[TASK BRIEF]
Quote the entries that follow exactly, leaving none out.

** Start **

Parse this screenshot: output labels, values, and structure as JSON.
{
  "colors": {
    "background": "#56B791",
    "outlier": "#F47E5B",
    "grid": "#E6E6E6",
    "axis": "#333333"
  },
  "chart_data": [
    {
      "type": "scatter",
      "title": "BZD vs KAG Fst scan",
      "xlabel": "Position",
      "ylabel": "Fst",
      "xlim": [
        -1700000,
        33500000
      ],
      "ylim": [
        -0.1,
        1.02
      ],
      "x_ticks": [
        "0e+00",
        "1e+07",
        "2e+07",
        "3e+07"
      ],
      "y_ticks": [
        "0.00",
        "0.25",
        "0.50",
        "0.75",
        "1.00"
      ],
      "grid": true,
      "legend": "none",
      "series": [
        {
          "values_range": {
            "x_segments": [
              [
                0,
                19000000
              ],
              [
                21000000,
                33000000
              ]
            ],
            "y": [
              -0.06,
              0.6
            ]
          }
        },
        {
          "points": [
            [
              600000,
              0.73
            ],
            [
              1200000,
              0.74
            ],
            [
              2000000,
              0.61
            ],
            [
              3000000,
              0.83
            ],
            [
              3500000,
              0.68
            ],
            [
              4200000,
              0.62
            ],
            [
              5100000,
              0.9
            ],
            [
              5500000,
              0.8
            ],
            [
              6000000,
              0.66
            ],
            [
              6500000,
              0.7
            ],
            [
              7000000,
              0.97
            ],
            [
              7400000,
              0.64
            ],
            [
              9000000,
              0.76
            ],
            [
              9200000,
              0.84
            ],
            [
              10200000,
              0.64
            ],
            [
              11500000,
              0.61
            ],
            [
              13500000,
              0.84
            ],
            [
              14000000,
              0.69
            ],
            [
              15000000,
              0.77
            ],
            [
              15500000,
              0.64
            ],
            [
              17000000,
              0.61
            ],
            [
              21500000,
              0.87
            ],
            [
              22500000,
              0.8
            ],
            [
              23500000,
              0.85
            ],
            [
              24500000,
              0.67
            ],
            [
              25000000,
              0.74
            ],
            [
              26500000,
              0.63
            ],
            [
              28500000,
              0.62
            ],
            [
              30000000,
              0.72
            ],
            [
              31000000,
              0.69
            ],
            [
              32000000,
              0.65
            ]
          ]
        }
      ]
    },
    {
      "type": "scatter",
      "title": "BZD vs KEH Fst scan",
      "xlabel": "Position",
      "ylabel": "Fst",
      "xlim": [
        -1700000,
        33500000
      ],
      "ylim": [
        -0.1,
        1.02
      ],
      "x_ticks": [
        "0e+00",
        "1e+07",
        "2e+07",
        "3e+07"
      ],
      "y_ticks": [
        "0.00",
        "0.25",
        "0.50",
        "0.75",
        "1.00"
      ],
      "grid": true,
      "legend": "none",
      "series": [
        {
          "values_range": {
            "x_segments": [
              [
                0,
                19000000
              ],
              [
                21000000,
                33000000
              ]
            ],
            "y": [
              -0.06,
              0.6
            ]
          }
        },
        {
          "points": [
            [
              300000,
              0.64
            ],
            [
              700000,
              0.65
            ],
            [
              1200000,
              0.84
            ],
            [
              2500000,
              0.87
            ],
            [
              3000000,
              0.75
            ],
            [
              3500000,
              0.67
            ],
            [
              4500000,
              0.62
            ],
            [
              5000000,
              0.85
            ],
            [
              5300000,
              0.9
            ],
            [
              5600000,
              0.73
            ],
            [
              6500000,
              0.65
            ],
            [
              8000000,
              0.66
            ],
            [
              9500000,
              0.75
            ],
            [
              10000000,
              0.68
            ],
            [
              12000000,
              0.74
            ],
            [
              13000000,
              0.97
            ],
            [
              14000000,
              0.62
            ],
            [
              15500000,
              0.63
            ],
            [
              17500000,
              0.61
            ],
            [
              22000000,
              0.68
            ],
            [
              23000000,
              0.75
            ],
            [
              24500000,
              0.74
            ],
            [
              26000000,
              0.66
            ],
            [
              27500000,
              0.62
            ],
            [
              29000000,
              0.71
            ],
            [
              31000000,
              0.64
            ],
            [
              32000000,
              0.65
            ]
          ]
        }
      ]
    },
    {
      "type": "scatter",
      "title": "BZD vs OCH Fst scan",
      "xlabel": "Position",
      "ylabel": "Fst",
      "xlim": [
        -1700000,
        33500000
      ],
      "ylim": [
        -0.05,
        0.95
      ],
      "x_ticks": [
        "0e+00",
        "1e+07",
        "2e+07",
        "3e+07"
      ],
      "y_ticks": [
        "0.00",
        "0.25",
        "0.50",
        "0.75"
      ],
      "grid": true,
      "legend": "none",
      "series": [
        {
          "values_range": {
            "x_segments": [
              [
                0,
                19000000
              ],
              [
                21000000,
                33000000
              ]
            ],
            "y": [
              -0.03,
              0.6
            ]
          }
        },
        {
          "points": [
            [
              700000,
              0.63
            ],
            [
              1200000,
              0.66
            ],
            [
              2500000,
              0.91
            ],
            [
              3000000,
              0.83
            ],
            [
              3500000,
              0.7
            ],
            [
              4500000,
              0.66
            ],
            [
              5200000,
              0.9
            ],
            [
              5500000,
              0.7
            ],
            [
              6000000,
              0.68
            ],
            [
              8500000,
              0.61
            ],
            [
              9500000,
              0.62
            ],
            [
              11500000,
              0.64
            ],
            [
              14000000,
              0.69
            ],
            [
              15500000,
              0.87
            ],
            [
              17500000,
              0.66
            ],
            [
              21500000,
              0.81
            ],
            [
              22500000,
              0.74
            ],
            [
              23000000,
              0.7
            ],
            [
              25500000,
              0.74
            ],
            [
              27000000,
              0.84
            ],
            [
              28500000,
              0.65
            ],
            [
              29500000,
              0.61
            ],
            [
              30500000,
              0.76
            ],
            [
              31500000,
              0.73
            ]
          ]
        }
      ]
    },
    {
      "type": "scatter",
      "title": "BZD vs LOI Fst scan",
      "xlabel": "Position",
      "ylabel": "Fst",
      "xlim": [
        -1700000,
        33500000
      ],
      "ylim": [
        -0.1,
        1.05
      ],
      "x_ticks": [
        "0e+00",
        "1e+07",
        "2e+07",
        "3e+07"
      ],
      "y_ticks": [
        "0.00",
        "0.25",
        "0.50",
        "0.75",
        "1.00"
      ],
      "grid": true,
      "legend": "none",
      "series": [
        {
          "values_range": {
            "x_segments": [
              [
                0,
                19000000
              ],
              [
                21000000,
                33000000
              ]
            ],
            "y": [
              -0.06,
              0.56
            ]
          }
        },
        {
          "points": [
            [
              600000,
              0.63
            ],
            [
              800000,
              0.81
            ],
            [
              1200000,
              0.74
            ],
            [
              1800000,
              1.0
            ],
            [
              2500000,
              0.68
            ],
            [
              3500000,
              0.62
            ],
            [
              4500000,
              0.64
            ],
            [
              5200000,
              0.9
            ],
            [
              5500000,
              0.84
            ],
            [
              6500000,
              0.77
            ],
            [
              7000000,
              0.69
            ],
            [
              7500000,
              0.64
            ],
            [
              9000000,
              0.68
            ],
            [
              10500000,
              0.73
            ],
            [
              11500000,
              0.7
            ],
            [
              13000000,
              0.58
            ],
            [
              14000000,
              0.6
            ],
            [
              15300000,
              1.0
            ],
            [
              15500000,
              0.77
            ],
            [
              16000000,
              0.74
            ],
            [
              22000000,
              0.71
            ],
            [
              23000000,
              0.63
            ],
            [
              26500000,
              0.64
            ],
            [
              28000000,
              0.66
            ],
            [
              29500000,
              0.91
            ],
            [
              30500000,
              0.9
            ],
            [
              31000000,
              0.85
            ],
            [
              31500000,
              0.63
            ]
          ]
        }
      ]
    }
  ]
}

** End **

[ANSWER IN FULL]
Parse this screenshot: output labels, values, and structure as JSON.
{
  "colors": {
    "background": "#56B791",
    "outlier": "#F47E5B",
    "grid": "#E6E6E6",
    "axis": "#333333"
  },
  "chart_data": [
    {
      "type": "scatter",
      "title": "BZD vs KAG Fst scan",
      "xlabel": "Position",
      "ylabel": "Fst",
      "xlim": [
        -1700000,
        33500000
      ],
      "ylim": [
        -0.1,
        1.02
      ],
      "x_ticks": [
        "0e+00",
        "1e+07",
        "2e+07",
        "3e+07"
      ],
      "y_ticks": [
        "0.00",
        "0.25",
        "0.50",
        "0.75",
        "1.00"
      ],
      "grid": true,
      "legend": "none",
      "series": [
        {
          "values_range": {
            "x_segments": [
              [
                0,
                19000000
              ],
              [
                21000000,
                33000000
              ]
            ],
            "y": [
              -0.06,
              0.6
            ]
          }
        },
        {
          "points": [
            [
              600000,
              0.73
            ],
            [
              1200000,
              0.74
            ],
            [
              2000000,
              0.61
            ],
            [
              3000000,
              0.83
            ],
            [
              3500000,
              0.68
            ],
            [
              4200000,
              0.62
            ],
            [
              5100000,
              0.9
            ],
            [
              5500000,
              0.8
            ],
            [
              6000000,
              0.66
            ],
            [
              6500000,
              0.7
            ],
            [
              7000000,
              0.97
            ],
            [
              7400000,
              0.64
            ],
            [
              9000000,
              0.76
            ],
            [
              9200000,
              0.84
            ],
            [
              10200000,
              0.64
            ],
            [
              11500000,
              0.61
            ],
            [
              13500000,
              0.84
            ],
            [
              14000000,
              0.69
            ],
            [
              15000000,
              0.77
            ],
            [
              15500000,
              0.64
            ],
            [
              17000000,
              0.61
            ],
            [
              21500000,
              0.87
            ],
            [
              22500000,
              0.8
            ],
            [
              23500000,
              0.85
            ],
            [
              24500000,
              0.67
            ],
            [
              25000000,
              0.74
            ],
            [
              26500000,
              0.63
            ],
            [
              28500000,
              0.62
            ],
            [
              30000000,
              0.72
            ],
            [
              31000000,
              0.69
            ],
            [
              32000000,
              0.65
            ]
          ]
        }
      ]
    },
    {
      "type": "scatter",
      "title": "BZD vs KEH Fst scan",
      "xlabel": "Position",
      "ylabel": "Fst",
      "xlim": [
        -1700000,
        33500000
      ],
      "ylim": [
        -0.1,
        1.02
      ],
      "x_ticks": [
        "0e+00",
        "1e+07",
        "2e+07",
        "3e+07"
      ],
      "y_ticks": [
        "0.00",
        "0.25",
        "0.50",
        "0.75",
        "1.00"
      ],
      "grid": true,
      "legend": "none",
      "series": [
        {
          "values_range": {
            "x_segments": [
              [
                0,
                19000000
              ],
              [
                21000000,
                33000000
              ]
            ],
            "y": [
              -0.06,
              0.6
            ]
          }
        },
        {
          "points": [
            [
              300000,
              0.64
            ],
            [
              700000,
              0.65
            ],
            [
              1200000,
              0.84
            ],
            [
              2500000,
              0.87
            ],
            [
              3000000,
              0.75
            ],
            [
              3500000,
              0.67
            ],
            [
              4500000,
              0.62
            ],
            [
              5000000,
              0.85
            ],
            [
              5300000,
              0.9
            ],
            [
              5600000,
              0.73
            ],
            [
              6500000,
              0.65
            ],
            [
              8000000,
              0.66
            ],
            [
              9500000,
              0.75
            ],
            [
              10000000,
              0.68
            ],
            [
              12000000,
              0.74
            ],
            [
              13000000,
              0.97
            ],
            [
              14000000,
              0.62
            ],
            [
              15500000,
              0.63
            ],
            [
              17500000,
              0.61
            ],
            [
              22000000,
              0.68
            ],
            [
              23000000,
              0.75
            ],
            [
              24500000,
              0.74
            ],
            [
              26000000,
              0.66
            ],
            [
              27500000,
              0.62
            ],
            [
              29000000,
              0.71
            ],
            [
              31000000,
              0.64
            ],
            [
              32000000,
              0.65
            ]
          ]
        }
      ]
    },
    {
      "type": "scatter",
      "title": "BZD vs OCH Fst scan",
      "xlabel": "Position",
      "ylabel": "Fst",
      "xlim": [
        -1700000,
        33500000
      ],
      "ylim": [
        -0.05,
        0.95
      ],
      "x_ticks": [
        "0e+00",
        "1e+07",
        "2e+07",
        "3e+07"
      ],
      "y_ticks": [
        "0.00",
        "0.25",
        "0.50",
        "0.75"
      ],
      "grid": true,
      "legend": "none",
      "series": [
        {
          "values_range": {
            "x_segments": [
              [
                0,
                19000000
              ],
              [
                21000000,
                33000000
              ]
            ],
            "y": [
              -0.03,
              0.6
            ]
          }
        },
        {
          "points": [
            [
              700000,
              0.63
            ],
            [
              1200000,
              0.66
            ],
            [
              2500000,
              0.91
            ],
            [
              3000000,
              0.83
            ],
            [
              3500000,
              0.7
            ],
            [
              4500000,
              0.66
            ],
            [
              5200000,
              0.9
            ],
            [
              5500000,
              0.7
            ],
            [
              6000000,
              0.68
            ],
            [
              8500000,
              0.61
            ],
            [
              9500000,
              0.62
            ],
            [
              11500000,
              0.64
            ],
            [
              14000000,
              0.69
            ],
            [
              15500000,
              0.87
            ],
            [
              17500000,
              0.66
            ],
            [
              21500000,
              0.81
            ],
            [
              22500000,
              0.74
            ],
            [
              23000000,
              0.7
            ],
            [
              25500000,
              0.74
            ],
            [
              27000000,
              0.84
            ],
            [
              28500000,
              0.65
            ],
            [
              29500000,
              0.61
            ],
            [
              30500000,
              0.76
            ],
            [
              31500000,
              0.73
            ]
          ]
        }
      ]
    },
    {
      "type": "scatter",
      "title": "BZD vs LOI Fst scan",
      "xlabel": "Position",
      "ylabel": "Fst",
      "xlim": [
        -1700000,
        33500000
      ],
      "ylim": [
        -0.1,
        1.05
      ],
      "x_ticks": [
        "0e+00",
        "1e+07",
        "2e+07",
        "3e+07"
      ],
      "y_ticks": [
        "0.00",
        "0.25",
        "0.50",
        "0.75",
        "1.00"
      ],
      "grid": true,
      "legend": "none",
      "series": [
        {
          "values_range": {
            "x_segments": [
              [
                0,
                19000000
              ],
              [
                21000000,
                33000000
              ]
            ],
            "y": [
              -0.06,
              0.56
            ]
          }
        },
        {
          "points": [
            [
              600000,
              0.63
            ],
            [
              800000,
              0.81
            ],
            [
              1200000,
              0.74
            ],
            [
              1800000,
              1.0
            ],
            [
              2500000,
              0.68
            ],
            [
              3500000,
              0.62
            ],
            [
              4500000,
              0.64
            ],
            [
              5200000,
              0.9
            ],
            [
              5500000,
              0.84
            ],
            [
              6500000,
              0.77
            ],
            [
              7000000,
              0.69
            ],
            [
              7500000,
              0.64
            ],
            [
              9000000,
              0.68
            ],
            [
              10500000,
              0.73
            ],
            [
              11500000,
              0.7
            ],
            [
              13000000,
              0.58
            ],
            [
              14000000,
              0.6
            ],
            [
              15300000,
              1.0
            ],
            [
              15500000,
              0.77
            ],
            [
              16000000,
              0.74
            ],
            [
              22000000,
              0.71
            ],
            [
              23000000,
              0.63
            ],
            [
              26500000,
              0.64
            ],
            [
              28000000,
              0.66
            ],
            [
              29500000,
              0.91
            ],
            [
              30500000,
              0.9
            ],
            [
              31000000,
              0.85
            ],
            [
              31500000,
              0.63
            ]
          ]
        }
      ]
    }
  ]
}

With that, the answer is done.